Work to do: Reproduce each record below exactly as written.

Task material:
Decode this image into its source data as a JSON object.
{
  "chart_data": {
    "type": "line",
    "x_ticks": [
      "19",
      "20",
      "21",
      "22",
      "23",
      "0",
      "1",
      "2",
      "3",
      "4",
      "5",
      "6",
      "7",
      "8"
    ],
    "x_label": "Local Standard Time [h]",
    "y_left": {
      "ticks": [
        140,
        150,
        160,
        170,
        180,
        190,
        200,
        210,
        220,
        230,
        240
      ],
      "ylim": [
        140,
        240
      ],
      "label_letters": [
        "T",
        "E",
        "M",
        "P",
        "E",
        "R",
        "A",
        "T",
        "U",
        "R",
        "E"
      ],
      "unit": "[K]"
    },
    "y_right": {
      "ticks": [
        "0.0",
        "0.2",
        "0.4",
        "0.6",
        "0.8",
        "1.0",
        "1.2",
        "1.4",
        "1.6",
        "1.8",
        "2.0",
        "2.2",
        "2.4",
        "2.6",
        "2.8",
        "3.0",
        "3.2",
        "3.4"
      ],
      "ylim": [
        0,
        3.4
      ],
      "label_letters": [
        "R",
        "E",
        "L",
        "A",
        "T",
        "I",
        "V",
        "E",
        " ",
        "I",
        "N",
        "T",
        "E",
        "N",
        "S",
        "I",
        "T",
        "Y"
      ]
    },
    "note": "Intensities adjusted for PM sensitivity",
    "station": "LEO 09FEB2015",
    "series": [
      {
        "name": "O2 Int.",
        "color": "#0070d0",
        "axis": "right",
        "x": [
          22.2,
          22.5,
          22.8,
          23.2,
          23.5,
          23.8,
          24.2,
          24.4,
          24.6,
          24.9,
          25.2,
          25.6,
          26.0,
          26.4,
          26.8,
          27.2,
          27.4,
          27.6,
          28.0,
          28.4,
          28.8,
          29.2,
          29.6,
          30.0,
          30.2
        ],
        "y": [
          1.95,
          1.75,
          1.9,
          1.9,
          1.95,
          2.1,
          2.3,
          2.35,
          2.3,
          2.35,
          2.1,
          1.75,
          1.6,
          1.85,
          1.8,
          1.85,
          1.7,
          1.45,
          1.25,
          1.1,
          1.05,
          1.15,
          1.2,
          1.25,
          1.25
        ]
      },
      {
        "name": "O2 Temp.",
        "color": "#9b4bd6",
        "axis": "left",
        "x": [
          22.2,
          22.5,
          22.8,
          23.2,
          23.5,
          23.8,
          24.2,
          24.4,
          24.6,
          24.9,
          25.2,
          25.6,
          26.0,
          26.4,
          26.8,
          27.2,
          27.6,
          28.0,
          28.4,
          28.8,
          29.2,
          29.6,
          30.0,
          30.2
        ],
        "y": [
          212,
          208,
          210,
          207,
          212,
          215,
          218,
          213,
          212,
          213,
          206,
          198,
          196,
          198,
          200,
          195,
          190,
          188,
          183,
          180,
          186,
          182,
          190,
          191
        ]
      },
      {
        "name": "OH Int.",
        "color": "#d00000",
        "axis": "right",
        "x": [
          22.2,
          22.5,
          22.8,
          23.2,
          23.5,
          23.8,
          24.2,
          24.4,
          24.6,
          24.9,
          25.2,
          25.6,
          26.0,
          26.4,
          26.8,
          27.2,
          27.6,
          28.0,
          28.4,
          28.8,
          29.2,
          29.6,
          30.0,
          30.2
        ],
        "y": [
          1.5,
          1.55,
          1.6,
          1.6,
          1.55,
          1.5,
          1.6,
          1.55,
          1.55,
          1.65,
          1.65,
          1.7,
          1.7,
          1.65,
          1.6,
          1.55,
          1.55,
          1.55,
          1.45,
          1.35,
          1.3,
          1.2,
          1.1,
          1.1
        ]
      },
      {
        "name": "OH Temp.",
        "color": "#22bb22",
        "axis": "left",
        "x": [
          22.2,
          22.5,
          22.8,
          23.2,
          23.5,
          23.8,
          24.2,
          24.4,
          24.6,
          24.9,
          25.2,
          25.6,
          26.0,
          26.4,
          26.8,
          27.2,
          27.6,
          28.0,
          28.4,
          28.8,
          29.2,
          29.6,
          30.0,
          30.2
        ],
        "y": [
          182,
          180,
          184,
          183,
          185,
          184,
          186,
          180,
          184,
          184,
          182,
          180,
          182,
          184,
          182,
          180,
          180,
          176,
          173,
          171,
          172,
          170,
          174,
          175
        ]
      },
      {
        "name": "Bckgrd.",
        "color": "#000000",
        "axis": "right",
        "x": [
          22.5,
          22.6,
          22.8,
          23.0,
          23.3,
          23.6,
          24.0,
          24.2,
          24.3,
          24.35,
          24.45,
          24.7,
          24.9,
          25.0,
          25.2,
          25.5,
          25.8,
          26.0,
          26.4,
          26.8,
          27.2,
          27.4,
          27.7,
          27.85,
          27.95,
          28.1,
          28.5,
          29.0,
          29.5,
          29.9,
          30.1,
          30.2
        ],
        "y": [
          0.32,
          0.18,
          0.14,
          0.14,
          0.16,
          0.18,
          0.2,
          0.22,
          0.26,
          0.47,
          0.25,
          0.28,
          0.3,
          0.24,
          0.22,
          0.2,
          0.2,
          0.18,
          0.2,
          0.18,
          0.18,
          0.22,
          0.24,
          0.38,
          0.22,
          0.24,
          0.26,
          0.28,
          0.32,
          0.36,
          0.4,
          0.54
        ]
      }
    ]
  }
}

Result for this exercise:
Decode this image into its source data as a JSON object.
{
  "chart_data": {
    "type": "line",
    "x_ticks": [
      "19",
      "20",
      "21",
      "22",
      "23",
      "0",
      "1",
      "2",
      "3",
      "4",
      "5",
      "6",
      "7",
      "8"
    ],
    "x_label": "Local Standard Time [h]",
    "y_left": {
      "ticks": [
        140,
        150,
        160,
        170,
        180,
        190,
        200,
        210,
        220,
        230,
        240
      ],
      "ylim": [
        140,
        240
      ],
      "label_letters": [
        "T",
        "E",
        "M",
        "P",
        "E",
        "R",
        "A",
        "T",
        "U",
        "R",
        "E"
      ],
      "unit": "[K]"
    },
    "y_right": {
      "ticks": [
        "0.0",
        "0.2",
        "0.4",
        "0.6",
        "0.8",
        "1.0",
        "1.2",
        "1.4",
        "1.6",
        "1.8",
        "2.0",
        "2.2",
        "2.4",
        "2.6",
        "2.8",
        "3.0",
        "3.2",
        "3.4"
      ],
      "ylim": [
        0,
        3.4
      ],
      "label_letters": [
        "R",
        "E",
        "L",
        "A",
        "T",
        "I",
        "V",
        "E",
        " ",
        "I",
        "N",
        "T",
        "E",
        "N",
        "S",
        "I",
        "T",
        "Y"
      ]
    },
    "note": "Intensities adjusted for PM sensitivity",
    "station": "LEO 09FEB2015",
    "series": [
      {
        "name": "O2 Int.",
        "color": "#0070d0",
        "axis": "right",
        "x": [
          22.2,
          22.5,
          22.8,
          23.2,
          23.5,
          23.8,
          24.2,
          24.4,
          24.6,
          24.9,
          25.2,
          25.6,
          26.0,
          26.4,
          26.8,
          27.2,
          27.4,
          27.6,
          28.0,
          28.4,
          28.8,
          29.2,
          29.6,
          30.0,
          30.2
        ],
        "y": [
          1.95,
          1.75,
          1.9,
          1.9,
          1.95,
          2.1,
          2.3,
          2.35,
          2.3,
          2.35,
          2.1,
          1.75,
          1.6,
          1.85,
          1.8,
          1.85,
          1.7,
          1.45,
          1.25,
          1.1,
          1.05,
          1.15,
          1.2,
          1.25,
          1.25
        ]
      },
      {
        "name": "O2 Temp.",
        "color": "#9b4bd6",
        "axis": "left",
        "x": [
          22.2,
          22.5,
          22.8,
          23.2,
          23.5,
          23.8,
          24.2,
          24.4,
          24.6,
          24.9,
          25.2,
          25.6,
          26.0,
          26.4,
          26.8,
          27.2,
          27.6,
          28.0,
          28.4,
          28.8,
          29.2,
          29.6,
          30.0,
          30.2
        ],
        "y": [
          212,
          208,
          210,
          207,
          212,
          215,
          218,
          213,
          212,
          213,
          206,
          198,
          196,
          198,
          200,
          195,
          190,
          188,
          183,
          180,
          186,
          182,
          190,
          191
        ]
      },
      {
        "name": "OH Int.",
        "color": "#d00000",
        "axis": "right",
        "x": [
          22.2,
          22.5,
          22.8,
          23.2,
          23.5,
          23.8,
          24.2,
          24.4,
          24.6,
          24.9,
          25.2,
          25.6,
          26.0,
          26.4,
          26.8,
          27.2,
          27.6,
          28.0,
          28.4,
          28.8,
          29.2,
          29.6,
          30.0,
          30.2
        ],
        "y": [
          1.5,
          1.55,
          1.6,
          1.6,
          1.55,
          1.5,
          1.6,
          1.55,
          1.55,
          1.65,
          1.65,
          1.7,
          1.7,
          1.65,
          1.6,
          1.55,
          1.55,
          1.55,
          1.45,
          1.35,
          1.3,
          1.2,
          1.1,
          1.1
        ]
      },
      {
        "name": "OH Temp.",
        "color": "#22bb22",
        "axis": "left",
        "x": [
          22.2,
          22.5,
          22.8,
          23.2,
          23.5,
          23.8,
          24.2,
          24.4,
          24.6,
          24.9,
          25.2,
          25.6,
          26.0,
          26.4,
          26.8,
          27.2,
          27.6,
          28.0,
          28.4,
          28.8,
          29.2,
          29.6,
          30.0,
          30.2
        ],
        "y": [
          182,
          180,
          184,
          183,
          185,
          184,
          186,
          180,
          184,
          184,
          182,
          180,
          182,
          184,
          182,
          180,
          180,
          176,
          173,
          171,
          172,
          170,
          174,
          175
        ]
      },
      {
        "name": "Bckgrd.",
        "color": "#000000",
        "axis": "right",
        "x": [
          22.5,
          22.6,
          22.8,
          23.0,
          23.3,
          23.6,
          24.0,
          24.2,
          24.3,
          24.35,
          24.45,
          24.7,
          24.9,
          25.0,
          25.2,
          25.5,
          25.8,
          26.0,
          26.4,
          26.8,
          27.2,
          27.4,
          27.7,
          27.85,
          27.95,
          28.1,
          28.5,
          29.0,
          29.5,
          29.9,
          30.1,
          30.2
        ],
        "y": [
          0.32,
          0.18,
          0.14,
          0.14,
          0.16,
          0.18,
          0.2,
          0.22,
          0.26,
          0.47,
          0.25,
          0.28,
          0.3,
          0.24,
          0.22,
          0.2,
          0.2,
          0.18,
          0.2,
          0.18,
          0.18,
          0.22,
          0.24,
          0.38,
          0.22,
          0.24,
          0.26,
          0.28,
          0.32,
          0.36,
          0.4,
          0.54
        ]
      }
    ]
  }
}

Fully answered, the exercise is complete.